**WHAT IS REQUIRED**
Gather up every line from the entries below that uses the word "Spouse".

**DATA FOR THIS TASK**
########################################

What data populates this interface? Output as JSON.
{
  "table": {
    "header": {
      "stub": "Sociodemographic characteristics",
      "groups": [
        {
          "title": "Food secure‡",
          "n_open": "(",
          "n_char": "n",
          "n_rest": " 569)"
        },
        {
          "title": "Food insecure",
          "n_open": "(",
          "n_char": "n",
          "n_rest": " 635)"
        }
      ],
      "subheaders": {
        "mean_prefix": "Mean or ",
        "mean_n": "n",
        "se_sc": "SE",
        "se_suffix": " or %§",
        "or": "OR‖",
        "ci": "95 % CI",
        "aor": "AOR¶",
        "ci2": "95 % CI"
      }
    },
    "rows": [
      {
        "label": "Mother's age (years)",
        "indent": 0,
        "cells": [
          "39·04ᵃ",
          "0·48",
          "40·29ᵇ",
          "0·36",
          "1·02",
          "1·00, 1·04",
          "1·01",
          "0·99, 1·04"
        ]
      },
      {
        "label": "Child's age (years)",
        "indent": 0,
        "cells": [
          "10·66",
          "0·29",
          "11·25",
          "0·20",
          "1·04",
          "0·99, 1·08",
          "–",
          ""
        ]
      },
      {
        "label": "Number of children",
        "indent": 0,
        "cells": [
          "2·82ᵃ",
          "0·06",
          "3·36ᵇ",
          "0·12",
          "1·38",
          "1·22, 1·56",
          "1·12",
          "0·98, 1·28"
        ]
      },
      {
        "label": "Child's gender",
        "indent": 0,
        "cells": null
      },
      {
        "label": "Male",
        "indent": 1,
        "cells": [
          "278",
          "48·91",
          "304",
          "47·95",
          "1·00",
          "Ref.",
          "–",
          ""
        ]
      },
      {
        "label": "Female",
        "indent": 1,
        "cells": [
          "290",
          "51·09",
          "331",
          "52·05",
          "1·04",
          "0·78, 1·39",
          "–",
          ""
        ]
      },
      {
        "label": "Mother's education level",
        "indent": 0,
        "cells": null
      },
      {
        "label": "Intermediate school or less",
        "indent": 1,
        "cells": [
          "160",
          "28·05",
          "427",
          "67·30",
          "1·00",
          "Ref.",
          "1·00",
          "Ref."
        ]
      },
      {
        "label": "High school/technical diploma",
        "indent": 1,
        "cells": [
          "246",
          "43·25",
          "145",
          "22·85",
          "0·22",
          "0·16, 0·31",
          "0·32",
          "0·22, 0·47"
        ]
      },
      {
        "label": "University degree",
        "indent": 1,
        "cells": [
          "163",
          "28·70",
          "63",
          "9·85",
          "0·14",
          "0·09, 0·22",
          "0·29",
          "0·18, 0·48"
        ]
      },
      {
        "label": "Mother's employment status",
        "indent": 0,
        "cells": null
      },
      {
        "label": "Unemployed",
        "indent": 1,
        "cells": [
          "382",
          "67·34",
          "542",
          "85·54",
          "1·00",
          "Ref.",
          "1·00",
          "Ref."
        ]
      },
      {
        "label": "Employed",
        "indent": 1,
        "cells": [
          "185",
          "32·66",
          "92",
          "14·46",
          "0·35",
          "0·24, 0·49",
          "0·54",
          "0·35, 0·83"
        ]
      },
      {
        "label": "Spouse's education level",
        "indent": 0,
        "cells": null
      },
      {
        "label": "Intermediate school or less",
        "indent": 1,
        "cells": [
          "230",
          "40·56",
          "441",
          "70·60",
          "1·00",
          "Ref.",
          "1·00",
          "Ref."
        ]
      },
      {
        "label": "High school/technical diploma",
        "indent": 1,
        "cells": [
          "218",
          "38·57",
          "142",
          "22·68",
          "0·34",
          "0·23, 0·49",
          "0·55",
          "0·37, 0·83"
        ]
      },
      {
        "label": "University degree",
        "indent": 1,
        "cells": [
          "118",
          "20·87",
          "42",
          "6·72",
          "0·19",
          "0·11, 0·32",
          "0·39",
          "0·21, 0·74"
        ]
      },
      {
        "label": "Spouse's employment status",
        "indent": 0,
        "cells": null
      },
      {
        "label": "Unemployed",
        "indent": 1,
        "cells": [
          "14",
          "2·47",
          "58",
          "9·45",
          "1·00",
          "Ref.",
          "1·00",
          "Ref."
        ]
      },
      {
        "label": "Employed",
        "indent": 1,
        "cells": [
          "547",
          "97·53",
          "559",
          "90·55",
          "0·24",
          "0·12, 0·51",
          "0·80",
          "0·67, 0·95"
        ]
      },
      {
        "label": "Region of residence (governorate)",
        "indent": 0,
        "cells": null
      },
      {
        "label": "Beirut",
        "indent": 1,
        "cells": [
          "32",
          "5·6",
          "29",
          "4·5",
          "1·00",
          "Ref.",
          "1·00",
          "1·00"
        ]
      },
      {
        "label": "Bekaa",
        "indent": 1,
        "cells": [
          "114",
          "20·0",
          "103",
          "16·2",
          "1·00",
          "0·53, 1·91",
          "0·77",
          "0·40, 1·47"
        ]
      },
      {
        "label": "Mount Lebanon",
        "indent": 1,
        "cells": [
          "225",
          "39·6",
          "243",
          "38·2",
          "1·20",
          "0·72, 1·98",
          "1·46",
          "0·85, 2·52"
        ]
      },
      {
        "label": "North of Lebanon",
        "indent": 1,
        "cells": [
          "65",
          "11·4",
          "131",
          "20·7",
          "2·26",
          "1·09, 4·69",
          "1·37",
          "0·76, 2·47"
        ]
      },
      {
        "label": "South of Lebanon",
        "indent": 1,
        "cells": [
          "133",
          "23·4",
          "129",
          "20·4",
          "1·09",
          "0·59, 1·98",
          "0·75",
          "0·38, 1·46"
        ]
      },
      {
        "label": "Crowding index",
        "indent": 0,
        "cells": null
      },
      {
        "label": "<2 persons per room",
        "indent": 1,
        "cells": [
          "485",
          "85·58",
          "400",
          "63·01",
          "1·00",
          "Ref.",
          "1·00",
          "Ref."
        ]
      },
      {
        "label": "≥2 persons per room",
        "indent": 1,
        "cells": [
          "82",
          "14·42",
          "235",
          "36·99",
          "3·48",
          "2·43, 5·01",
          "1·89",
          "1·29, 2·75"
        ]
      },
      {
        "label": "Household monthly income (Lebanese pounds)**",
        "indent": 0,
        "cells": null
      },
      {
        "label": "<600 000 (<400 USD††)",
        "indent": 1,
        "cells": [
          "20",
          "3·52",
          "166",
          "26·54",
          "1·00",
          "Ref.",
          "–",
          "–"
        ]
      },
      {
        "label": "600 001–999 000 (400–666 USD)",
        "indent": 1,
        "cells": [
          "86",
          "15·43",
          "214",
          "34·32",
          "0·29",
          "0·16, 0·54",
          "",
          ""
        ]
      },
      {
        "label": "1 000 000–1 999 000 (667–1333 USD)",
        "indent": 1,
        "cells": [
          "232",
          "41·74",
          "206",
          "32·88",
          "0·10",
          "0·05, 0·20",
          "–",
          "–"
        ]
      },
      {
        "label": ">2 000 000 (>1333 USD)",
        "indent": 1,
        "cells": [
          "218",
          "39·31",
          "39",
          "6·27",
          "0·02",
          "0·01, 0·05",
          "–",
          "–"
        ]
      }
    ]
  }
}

########################################

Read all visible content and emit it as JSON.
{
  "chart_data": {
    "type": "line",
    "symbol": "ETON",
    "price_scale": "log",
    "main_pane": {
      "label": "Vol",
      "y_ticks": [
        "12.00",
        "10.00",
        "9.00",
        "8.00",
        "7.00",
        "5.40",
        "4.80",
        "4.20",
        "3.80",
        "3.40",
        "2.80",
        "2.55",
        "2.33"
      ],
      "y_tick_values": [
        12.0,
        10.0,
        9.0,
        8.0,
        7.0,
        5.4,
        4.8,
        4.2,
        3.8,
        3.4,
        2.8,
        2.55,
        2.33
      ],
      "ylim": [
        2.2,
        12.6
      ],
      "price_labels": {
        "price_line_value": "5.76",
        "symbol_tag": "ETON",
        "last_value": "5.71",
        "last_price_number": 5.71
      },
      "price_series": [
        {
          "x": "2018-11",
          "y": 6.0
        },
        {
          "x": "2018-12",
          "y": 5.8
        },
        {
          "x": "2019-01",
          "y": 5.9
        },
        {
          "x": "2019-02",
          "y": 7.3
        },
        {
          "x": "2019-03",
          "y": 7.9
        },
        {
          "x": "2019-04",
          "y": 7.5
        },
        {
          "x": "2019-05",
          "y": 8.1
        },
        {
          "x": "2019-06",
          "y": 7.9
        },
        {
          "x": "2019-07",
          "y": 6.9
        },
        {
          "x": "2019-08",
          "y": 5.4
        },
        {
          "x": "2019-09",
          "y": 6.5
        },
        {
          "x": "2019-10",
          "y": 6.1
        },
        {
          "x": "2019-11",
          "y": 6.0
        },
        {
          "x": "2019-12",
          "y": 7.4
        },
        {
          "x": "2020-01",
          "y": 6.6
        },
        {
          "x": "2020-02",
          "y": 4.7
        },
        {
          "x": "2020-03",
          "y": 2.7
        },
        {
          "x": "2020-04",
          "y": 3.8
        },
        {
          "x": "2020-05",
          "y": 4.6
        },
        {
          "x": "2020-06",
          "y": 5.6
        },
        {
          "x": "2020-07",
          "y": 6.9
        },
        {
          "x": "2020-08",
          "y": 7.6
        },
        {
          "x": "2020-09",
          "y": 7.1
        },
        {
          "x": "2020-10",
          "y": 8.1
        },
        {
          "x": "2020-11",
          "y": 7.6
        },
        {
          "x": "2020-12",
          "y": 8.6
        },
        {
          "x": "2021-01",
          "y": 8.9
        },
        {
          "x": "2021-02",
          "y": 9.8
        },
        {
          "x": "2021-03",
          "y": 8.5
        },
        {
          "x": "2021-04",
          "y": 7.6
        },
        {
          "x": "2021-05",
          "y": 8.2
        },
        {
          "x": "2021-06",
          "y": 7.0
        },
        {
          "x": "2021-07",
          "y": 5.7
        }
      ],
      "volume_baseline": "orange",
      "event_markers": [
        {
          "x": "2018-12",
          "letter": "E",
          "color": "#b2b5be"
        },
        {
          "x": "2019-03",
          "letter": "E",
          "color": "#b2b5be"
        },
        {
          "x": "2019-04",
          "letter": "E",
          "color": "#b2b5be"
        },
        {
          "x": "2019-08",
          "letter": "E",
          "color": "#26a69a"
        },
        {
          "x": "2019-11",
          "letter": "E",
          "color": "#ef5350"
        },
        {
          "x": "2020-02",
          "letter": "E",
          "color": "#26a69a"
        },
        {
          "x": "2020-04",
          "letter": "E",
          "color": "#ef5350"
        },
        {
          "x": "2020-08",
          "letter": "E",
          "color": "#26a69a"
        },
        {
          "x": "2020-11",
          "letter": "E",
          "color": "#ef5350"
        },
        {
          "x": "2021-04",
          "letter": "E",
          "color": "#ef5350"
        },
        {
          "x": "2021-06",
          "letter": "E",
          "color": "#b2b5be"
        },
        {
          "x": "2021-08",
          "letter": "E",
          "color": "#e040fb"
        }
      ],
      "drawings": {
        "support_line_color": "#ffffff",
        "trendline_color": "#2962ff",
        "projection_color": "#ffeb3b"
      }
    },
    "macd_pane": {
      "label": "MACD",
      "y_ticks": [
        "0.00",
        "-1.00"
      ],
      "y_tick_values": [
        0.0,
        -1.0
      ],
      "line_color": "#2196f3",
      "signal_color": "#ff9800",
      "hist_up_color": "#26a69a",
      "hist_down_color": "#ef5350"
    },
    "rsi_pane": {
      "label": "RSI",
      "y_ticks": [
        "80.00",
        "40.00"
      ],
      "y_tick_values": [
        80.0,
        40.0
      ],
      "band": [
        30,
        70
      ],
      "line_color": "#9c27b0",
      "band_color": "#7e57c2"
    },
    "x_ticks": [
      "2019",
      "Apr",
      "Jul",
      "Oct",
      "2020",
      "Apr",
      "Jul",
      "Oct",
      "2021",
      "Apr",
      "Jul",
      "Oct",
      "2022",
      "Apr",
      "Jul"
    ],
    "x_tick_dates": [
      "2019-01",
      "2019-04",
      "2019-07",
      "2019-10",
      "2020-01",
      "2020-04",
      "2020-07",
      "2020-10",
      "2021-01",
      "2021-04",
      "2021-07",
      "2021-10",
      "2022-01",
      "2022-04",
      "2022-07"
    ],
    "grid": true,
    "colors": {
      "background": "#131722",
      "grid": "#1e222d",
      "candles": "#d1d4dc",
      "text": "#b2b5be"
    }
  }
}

########################################

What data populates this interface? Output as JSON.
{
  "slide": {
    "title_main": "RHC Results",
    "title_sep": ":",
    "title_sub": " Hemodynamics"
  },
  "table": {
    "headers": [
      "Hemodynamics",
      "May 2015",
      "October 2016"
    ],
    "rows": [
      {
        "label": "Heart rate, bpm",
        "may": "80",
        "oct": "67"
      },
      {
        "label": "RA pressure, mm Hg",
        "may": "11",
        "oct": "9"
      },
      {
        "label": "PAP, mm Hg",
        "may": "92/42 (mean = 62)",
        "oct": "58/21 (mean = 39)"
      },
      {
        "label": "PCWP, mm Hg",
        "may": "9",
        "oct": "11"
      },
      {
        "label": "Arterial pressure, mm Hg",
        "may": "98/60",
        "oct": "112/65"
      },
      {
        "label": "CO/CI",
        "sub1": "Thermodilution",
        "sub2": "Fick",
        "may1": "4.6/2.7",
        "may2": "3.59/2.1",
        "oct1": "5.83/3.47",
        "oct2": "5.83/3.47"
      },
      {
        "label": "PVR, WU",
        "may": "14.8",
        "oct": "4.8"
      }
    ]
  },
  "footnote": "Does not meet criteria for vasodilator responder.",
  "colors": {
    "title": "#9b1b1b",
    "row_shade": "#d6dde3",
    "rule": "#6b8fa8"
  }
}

########################################

**RESULT FOR THIS EXERCISE**
        "label": "Spouse's education level",
        "label": "Spouse's employment status",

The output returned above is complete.